__Exercise details__
Copy down all of the data underneath, exactly as shown.

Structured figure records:
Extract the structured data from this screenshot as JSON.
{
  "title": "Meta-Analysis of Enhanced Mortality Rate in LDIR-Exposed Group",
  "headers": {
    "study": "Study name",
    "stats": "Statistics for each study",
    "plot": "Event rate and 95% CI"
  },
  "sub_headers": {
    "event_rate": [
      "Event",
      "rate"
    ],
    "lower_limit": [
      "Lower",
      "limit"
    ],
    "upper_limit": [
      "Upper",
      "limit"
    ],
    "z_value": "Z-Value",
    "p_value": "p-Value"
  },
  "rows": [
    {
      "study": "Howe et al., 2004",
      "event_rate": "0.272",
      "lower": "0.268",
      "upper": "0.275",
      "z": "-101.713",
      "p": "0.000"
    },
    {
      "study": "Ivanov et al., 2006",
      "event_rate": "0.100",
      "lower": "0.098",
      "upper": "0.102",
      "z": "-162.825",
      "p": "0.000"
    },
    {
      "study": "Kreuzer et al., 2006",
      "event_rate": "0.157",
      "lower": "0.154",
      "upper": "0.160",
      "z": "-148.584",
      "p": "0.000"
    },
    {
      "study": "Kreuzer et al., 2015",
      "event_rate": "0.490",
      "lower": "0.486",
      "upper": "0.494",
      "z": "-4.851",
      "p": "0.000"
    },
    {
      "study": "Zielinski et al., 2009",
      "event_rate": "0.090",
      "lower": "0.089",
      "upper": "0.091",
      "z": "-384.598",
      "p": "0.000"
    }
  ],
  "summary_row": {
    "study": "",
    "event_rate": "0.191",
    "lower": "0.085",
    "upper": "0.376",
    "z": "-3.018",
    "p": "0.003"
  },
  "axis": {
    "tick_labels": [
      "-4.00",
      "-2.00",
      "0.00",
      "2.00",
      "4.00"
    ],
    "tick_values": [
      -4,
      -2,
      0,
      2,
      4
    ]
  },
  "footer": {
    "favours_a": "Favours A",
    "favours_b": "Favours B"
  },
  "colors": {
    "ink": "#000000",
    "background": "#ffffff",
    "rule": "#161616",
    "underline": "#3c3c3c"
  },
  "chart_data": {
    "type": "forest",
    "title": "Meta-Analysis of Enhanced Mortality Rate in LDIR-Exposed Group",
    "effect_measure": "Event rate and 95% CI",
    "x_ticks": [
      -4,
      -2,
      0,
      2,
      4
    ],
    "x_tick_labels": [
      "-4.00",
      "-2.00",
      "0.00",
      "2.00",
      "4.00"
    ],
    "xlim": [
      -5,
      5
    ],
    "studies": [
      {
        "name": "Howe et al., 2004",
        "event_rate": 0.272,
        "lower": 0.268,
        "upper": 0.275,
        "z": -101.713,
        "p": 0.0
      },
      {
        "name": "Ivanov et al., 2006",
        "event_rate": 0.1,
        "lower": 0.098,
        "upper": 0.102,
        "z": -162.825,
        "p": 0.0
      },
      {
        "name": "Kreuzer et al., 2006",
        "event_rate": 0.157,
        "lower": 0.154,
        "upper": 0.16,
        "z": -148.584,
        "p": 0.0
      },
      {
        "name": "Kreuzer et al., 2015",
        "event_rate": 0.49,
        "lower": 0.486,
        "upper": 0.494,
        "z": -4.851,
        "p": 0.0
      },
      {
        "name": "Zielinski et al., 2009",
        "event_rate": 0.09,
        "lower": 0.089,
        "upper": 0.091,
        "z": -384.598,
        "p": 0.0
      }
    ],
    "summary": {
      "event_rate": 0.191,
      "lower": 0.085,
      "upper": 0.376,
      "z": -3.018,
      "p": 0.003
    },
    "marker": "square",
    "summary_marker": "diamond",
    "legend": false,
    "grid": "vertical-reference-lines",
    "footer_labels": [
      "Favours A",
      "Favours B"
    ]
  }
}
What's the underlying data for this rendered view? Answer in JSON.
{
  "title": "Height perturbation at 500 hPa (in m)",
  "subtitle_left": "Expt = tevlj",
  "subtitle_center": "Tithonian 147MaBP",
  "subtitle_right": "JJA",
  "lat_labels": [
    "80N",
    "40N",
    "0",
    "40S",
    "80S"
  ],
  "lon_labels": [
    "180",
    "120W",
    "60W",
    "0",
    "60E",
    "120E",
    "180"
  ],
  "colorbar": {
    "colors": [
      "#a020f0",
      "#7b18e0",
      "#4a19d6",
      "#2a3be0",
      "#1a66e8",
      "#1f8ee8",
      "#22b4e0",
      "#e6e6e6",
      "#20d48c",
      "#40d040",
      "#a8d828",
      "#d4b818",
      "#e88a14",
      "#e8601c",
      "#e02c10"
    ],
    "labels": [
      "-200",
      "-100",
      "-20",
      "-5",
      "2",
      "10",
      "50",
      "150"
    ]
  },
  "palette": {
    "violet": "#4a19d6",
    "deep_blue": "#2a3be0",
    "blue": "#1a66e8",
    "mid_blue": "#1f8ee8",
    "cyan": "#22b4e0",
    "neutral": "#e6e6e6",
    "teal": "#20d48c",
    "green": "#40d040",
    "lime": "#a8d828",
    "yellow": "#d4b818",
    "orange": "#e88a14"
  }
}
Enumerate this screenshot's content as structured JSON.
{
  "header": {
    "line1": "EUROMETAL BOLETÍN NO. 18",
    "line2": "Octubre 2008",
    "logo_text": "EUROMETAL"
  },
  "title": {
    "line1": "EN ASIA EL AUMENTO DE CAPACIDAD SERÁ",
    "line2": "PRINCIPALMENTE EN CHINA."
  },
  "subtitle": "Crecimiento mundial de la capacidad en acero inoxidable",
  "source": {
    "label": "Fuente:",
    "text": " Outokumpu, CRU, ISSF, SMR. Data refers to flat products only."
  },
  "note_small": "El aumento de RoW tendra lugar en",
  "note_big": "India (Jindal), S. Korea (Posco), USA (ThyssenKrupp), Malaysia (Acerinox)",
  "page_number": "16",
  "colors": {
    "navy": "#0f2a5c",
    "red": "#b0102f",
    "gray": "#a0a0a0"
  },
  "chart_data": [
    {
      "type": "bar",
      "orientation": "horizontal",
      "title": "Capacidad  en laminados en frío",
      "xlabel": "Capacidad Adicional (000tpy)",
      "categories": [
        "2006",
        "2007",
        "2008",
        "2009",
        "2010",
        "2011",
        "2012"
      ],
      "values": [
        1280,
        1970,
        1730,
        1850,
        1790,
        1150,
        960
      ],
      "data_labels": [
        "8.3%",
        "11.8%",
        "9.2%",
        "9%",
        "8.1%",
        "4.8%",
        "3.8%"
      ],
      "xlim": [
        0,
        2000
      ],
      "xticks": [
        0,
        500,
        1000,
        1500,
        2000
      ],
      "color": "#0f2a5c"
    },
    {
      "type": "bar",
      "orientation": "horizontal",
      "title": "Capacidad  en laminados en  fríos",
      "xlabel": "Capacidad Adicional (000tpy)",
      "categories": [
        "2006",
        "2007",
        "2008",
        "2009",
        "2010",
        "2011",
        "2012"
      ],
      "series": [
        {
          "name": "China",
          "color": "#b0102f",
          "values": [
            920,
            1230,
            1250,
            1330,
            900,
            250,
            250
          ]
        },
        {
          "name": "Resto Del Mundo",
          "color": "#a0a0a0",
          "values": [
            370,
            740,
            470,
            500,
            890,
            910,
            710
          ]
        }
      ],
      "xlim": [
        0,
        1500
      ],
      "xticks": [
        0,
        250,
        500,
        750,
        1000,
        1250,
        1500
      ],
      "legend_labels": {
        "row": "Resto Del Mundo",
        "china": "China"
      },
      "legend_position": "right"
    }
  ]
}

__Reply to the exercise__
Extract the structured data from this screenshot as JSON.
{
  "title": "Meta-Analysis of Enhanced Mortality Rate in LDIR-Exposed Group",
  "headers": {
    "study": "Study name",
    "stats": "Statistics for each study",
    "plot": "Event rate and 95% CI"
  },
  "sub_headers": {
    "event_rate": [
      "Event",
      "rate"
    ],
    "lower_limit": [
      "Lower",
      "limit"
    ],
    "upper_limit": [
      "Upper",
      "limit"
    ],
    "z_value": "Z-Value",
    "p_value": "p-Value"
  },
  "rows": [
    {
      "study": "Howe et al., 2004",
      "event_rate": "0.272",
      "lower": "0.268",
      "upper": "0.275",
      "z": "-101.713",
      "p": "0.000"
    },
    {
      "study": "Ivanov et al., 2006",
      "event_rate": "0.100",
      "lower": "0.098",
      "upper": "0.102",
      "z": "-162.825",
      "p": "0.000"
    },
    {
      "study": "Kreuzer et al., 2006",
      "event_rate": "0.157",
      "lower": "0.154",
      "upper": "0.160",
      "z": "-148.584",
      "p": "0.000"
    },
    {
      "study": "Kreuzer et al., 2015",
      "event_rate": "0.490",
      "lower": "0.486",
      "upper": "0.494",
      "z": "-4.851",
      "p": "0.000"
    },
    {
      "study": "Zielinski et al., 2009",
      "event_rate": "0.090",
      "lower": "0.089",
      "upper": "0.091",
      "z": "-384.598",
      "p": "0.000"
    }
  ],
  "summary_row": {
    "study": "",
    "event_rate": "0.191",
    "lower": "0.085",
    "upper": "0.376",
    "z": "-3.018",
    "p": "0.003"
  },
  "axis": {
    "tick_labels": [
      "-4.00",
      "-2.00",
      "0.00",
      "2.00",
      "4.00"
    ],
    "tick_values": [
      -4,
      -2,
      0,
      2,
      4
    ]
  },
  "footer": {
    "favours_a": "Favours A",
    "favours_b": "Favours B"
  },
  "colors": {
    "ink": "#000000",
    "background": "#ffffff",
    "rule": "#161616",
    "underline": "#3c3c3c"
  },
  "chart_data": {
    "type": "forest",
    "title": "Meta-Analysis of Enhanced Mortality Rate in LDIR-Exposed Group",
    "effect_measure": "Event rate and 95% CI",
    "x_ticks": [
      -4,
      -2,
      0,
      2,
      4
    ],
    "x_tick_labels": [
      "-4.00",
      "-2.00",
      "0.00",
      "2.00",
      "4.00"
    ],
    "xlim": [
      -5,
      5
    ],
    "studies": [
      {
        "name": "Howe et al., 2004",
        "event_rate": 0.272,
        "lower": 0.268,
        "upper": 0.275,
        "z": -101.713,
        "p": 0.0
      },
      {
        "name": "Ivanov et al., 2006",
        "event_rate": 0.1,
        "lower": 0.098,
        "upper": 0.102,
        "z": -162.825,
        "p": 0.0
      },
      {
        "name": "Kreuzer et al., 2006",
        "event_rate": 0.157,
        "lower": 0.154,
        "upper": 0.16,
        "z": -148.584,
        "p": 0.0
      },
      {
        "name": "Kreuzer et al., 2015",
        "event_rate": 0.49,
        "lower": 0.486,
        "upper": 0.494,
        "z": -4.851,
        "p": 0.0
      },
      {
        "name": "Zielinski et al., 2009",
        "event_rate": 0.09,
        "lower": 0.089,
        "upper": 0.091,
        "z": -384.598,
        "p": 0.0
      }
    ],
    "summary": {
      "event_rate": 0.191,
      "lower": 0.085,
      "upper": 0.376,
      "z": -3.018,
      "p": 0.003
    },
    "marker": "square",
    "summary_marker": "diamond",
    "legend": false,
    "grid": "vertical-reference-lines",
    "footer_labels": [
      "Favours A",
      "Favours B"
    ]
  }
}
What's the underlying data for this rendered view? Answer in JSON.
{
  "title": "Height perturbation at 500 hPa (in m)",
  "subtitle_left": "Expt = tevlj",
  "subtitle_center": "Tithonian 147MaBP",
  "subtitle_right": "JJA",
  "lat_labels": [
    "80N",
    "40N",
    "0",
    "40S",
    "80S"
  ],
  "lon_labels": [
    "180",
    "120W",
    "60W",
    "0",
    "60E",
    "120E",
    "180"
  ],
  "colorbar": {
    "colors": [
      "#a020f0",
      "#7b18e0",
      "#4a19d6",
      "#2a3be0",
      "#1a66e8",
      "#1f8ee8",
      "#22b4e0",
      "#e6e6e6",
      "#20d48c",
      "#40d040",
      "#a8d828",
      "#d4b818",
      "#e88a14",
      "#e8601c",
      "#e02c10"
    ],
    "labels": [
      "-200",
      "-100",
      "-20",
      "-5",
      "2",
      "10",
      "50",
      "150"
    ]
  },
  "palette": {
    "violet": "#4a19d6",
    "deep_blue": "#2a3be0",
    "blue": "#1a66e8",
    "mid_blue": "#1f8ee8",
    "cyan": "#22b4e0",
    "neutral": "#e6e6e6",
    "teal": "#20d48c",
    "green": "#40d040",
    "lime": "#a8d828",
    "yellow": "#d4b818",
    "orange": "#e88a14"
  }
}
Enumerate this screenshot's content as structured JSON.
{
  "header": {
    "line1": "EUROMETAL BOLETÍN NO. 18",
    "line2": "Octubre 2008",
    "logo_text": "EUROMETAL"
  },
  "title": {
    "line1": "EN ASIA EL AUMENTO DE CAPACIDAD SERÁ",
    "line2": "PRINCIPALMENTE EN CHINA."
  },
  "subtitle": "Crecimiento mundial de la capacidad en acero inoxidable",
  "source": {
    "label": "Fuente:",
    "text": " Outokumpu, CRU, ISSF, SMR. Data refers to flat products only."
  },
  "note_small": "El aumento de RoW tendra lugar en",
  "note_big": "India (Jindal), S. Korea (Posco), USA (ThyssenKrupp), Malaysia (Acerinox)",
  "page_number": "16",
  "colors": {
    "navy": "#0f2a5c",
    "red": "#b0102f",
    "gray": "#a0a0a0"
  },
  "chart_data": [
    {
      "type": "bar",
      "orientation": "horizontal",
      "title": "Capacidad  en laminados en frío",
      "xlabel": "Capacidad Adicional (000tpy)",
      "categories": [
        "2006",
        "2007",
        "2008",
        "2009",
        "2010",
        "2011",
        "2012"
      ],
      "values": [
        1280,
        1970,
        1730,
        1850,
        1790,
        1150,
        960
      ],
      "data_labels": [
        "8.3%",
        "11.8%",
        "9.2%",
        "9%",
        "8.1%",
        "4.8%",
        "3.8%"
      ],
      "xlim": [
        0,
        2000
      ],
      "xticks": [
        0,
        500,
        1000,
        1500,
        2000
      ],
      "color": "#0f2a5c"
    },
    {
      "type": "bar",
      "orientation": "horizontal",
      "title": "Capacidad  en laminados en  fríos",
      "xlabel": "Capacidad Adicional (000tpy)",
      "categories": [
        "2006",
        "2007",
        "2008",
        "2009",
        "2010",
        "2011",
        "2012"
      ],
      "series": [
        {
          "name": "China",
          "color": "#b0102f",
          "values": [
            920,
            1230,
            1250,
            1330,
            900,
            250,
            250
          ]
        },
        {
          "name": "Resto Del Mundo",
          "color": "#a0a0a0",
          "values": [
            370,
            740,
            470,
            500,
            890,
            910,
            710
          ]
        }
      ],
      "xlim": [
        0,
        1500
      ],
      "xticks": [
        0,
        250,
        500,
        750,
        1000,
        1250,
        1500
      ],
      "legend_labels": {
        "row": "Resto Del Mundo",
        "china": "China"
      },
      "legend_position": "right"
    }
  ]
}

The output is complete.